### TASK OBJECTIVE
Transcribe the material in full, exactly as written.

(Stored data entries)
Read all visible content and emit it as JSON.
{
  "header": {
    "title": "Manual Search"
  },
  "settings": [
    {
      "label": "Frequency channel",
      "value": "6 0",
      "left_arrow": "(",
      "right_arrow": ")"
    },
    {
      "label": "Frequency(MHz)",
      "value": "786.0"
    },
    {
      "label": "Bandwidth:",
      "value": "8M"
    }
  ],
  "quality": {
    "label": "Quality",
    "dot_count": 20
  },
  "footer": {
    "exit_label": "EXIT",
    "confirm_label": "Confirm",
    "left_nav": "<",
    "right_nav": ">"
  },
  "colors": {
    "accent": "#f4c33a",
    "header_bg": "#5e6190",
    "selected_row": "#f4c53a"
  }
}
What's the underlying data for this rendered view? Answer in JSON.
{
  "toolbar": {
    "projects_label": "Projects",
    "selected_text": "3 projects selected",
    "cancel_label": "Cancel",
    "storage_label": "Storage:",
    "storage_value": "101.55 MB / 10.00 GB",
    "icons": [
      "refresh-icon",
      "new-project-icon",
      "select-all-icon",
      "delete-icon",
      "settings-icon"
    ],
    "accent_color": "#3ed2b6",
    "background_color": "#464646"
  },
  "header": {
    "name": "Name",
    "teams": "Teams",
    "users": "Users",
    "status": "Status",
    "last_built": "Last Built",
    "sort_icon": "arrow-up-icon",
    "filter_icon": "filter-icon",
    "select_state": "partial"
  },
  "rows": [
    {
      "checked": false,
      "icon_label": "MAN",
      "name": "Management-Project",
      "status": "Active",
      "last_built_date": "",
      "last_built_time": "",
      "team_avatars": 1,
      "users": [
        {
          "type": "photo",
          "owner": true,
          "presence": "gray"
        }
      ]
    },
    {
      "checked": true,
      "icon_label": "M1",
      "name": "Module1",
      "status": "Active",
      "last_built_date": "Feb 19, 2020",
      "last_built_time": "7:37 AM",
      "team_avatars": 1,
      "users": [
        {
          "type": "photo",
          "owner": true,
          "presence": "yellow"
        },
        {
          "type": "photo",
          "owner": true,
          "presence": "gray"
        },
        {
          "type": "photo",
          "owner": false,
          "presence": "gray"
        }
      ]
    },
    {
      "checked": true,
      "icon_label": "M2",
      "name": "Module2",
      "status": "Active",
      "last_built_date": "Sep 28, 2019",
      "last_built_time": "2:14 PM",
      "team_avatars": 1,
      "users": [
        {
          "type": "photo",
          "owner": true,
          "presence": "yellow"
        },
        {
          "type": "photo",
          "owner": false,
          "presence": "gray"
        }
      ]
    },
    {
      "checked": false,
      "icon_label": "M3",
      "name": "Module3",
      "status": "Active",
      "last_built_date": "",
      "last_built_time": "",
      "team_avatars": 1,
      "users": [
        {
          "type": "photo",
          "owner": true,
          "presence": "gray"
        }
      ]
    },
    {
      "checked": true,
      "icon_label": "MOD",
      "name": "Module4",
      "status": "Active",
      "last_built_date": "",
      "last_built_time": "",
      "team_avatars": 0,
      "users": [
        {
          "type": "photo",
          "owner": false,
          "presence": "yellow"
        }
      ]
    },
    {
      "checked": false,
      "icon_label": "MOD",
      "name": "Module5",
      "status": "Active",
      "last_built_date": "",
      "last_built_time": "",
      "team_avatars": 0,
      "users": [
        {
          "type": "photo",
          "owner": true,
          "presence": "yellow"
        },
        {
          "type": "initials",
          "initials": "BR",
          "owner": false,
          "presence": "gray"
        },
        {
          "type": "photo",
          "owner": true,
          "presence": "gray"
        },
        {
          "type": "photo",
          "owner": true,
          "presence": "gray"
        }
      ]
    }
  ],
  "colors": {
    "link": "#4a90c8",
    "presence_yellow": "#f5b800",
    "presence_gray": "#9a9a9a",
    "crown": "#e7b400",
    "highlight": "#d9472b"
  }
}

### FINAL RESULT
Read all visible content and emit it as JSON.
{
  "header": {
    "title": "Manual Search"
  },
  "settings": [
    {
      "label": "Frequency channel",
      "value": "6 0",
      "left_arrow": "(",
      "right_arrow": ")"
    },
    {
      "label": "Frequency(MHz)",
      "value": "786.0"
    },
    {
      "label": "Bandwidth:",
      "value": "8M"
    }
  ],
  "quality": {
    "label": "Quality",
    "dot_count": 20
  },
  "footer": {
    "exit_label": "EXIT",
    "confirm_label": "Confirm",
    "left_nav": "<",
    "right_nav": ">"
  },
  "colors": {
    "accent": "#f4c33a",
    "header_bg": "#5e6190",
    "selected_row": "#f4c53a"
  }
}
What's the underlying data for this rendered view? Answer in JSON.
{
  "toolbar": {
    "projects_label": "Projects",
    "selected_text": "3 projects selected",
    "cancel_label": "Cancel",
    "storage_label": "Storage:",
    "storage_value": "101.55 MB / 10.00 GB",
    "icons": [
      "refresh-icon",
      "new-project-icon",
      "select-all-icon",
      "delete-icon",
      "settings-icon"
    ],
    "accent_color": "#3ed2b6",
    "background_color": "#464646"
  },
  "header": {
    "name": "Name",
    "teams": "Teams",
    "users": "Users",
    "status": "Status",
    "last_built": "Last Built",
    "sort_icon": "arrow-up-icon",
    "filter_icon": "filter-icon",
    "select_state": "partial"
  },
  "rows": [
    {
      "checked": false,
      "icon_label": "MAN",
      "name": "Management-Project",
      "status": "Active",
      "last_built_date": "",
      "last_built_time": "",
      "team_avatars": 1,
      "users": [
        {
          "type": "photo",
          "owner": true,
          "presence": "gray"
        }
      ]
    },
    {
      "checked": true,
      "icon_label": "M1",
      "name": "Module1",
      "status": "Active",
      "last_built_date": "Feb 19, 2020",
      "last_built_time": "7:37 AM",
      "team_avatars": 1,
      "users": [
        {
          "type": "photo",
          "owner": true,
          "presence": "yellow"
        },
        {
          "type": "photo",
          "owner": true,
          "presence": "gray"
        },
        {
          "type": "photo",
          "owner": false,
          "presence": "gray"
        }
      ]
    },
    {
      "checked": true,
      "icon_label": "M2",
      "name": "Module2",
      "status": "Active",
      "last_built_date": "Sep 28, 2019",
      "last_built_time": "2:14 PM",
      "team_avatars": 1,
      "users": [
        {
          "type": "photo",
          "owner": true,
          "presence": "yellow"
        },
        {
          "type": "photo",
          "owner": false,
          "presence": "gray"
        }
      ]
    },
    {
      "checked": false,
      "icon_label": "M3",
      "name": "Module3",
      "status": "Active",
      "last_built_date": "",
      "last_built_time": "",
      "team_avatars": 1,
      "users": [
        {
          "type": "photo",
          "owner": true,
          "presence": "gray"
        }
      ]
    },
    {
      "checked": true,
      "icon_label": "MOD",
      "name": "Module4",
      "status": "Active",
      "last_built_date": "",
      "last_built_time": "",
      "team_avatars": 0,
      "users": [
        {
          "type": "photo",
          "owner": false,
          "presence": "yellow"
        }
      ]
    },
    {
      "checked": false,
      "icon_label": "MOD",
      "name": "Module5",
      "status": "Active",
      "last_built_date": "",
      "last_built_time": "",
      "team_avatars": 0,
      "users": [
        {
          "type": "photo",
          "owner": true,
          "presence": "yellow"
        },
        {
          "type": "initials",
          "initials": "BR",
          "owner": false,
          "presence": "gray"
        },
        {
          "type": "photo",
          "owner": true,
          "presence": "gray"
        },
        {
          "type": "photo",
          "owner": true,
          "presence": "gray"
        }
      ]
    }
  ],
  "colors": {
    "link": "#4a90c8",
    "presence_yellow": "#f5b800",
    "presence_gray": "#9a9a9a",
    "crown": "#e7b400",
    "highlight": "#d9472b"
  }
}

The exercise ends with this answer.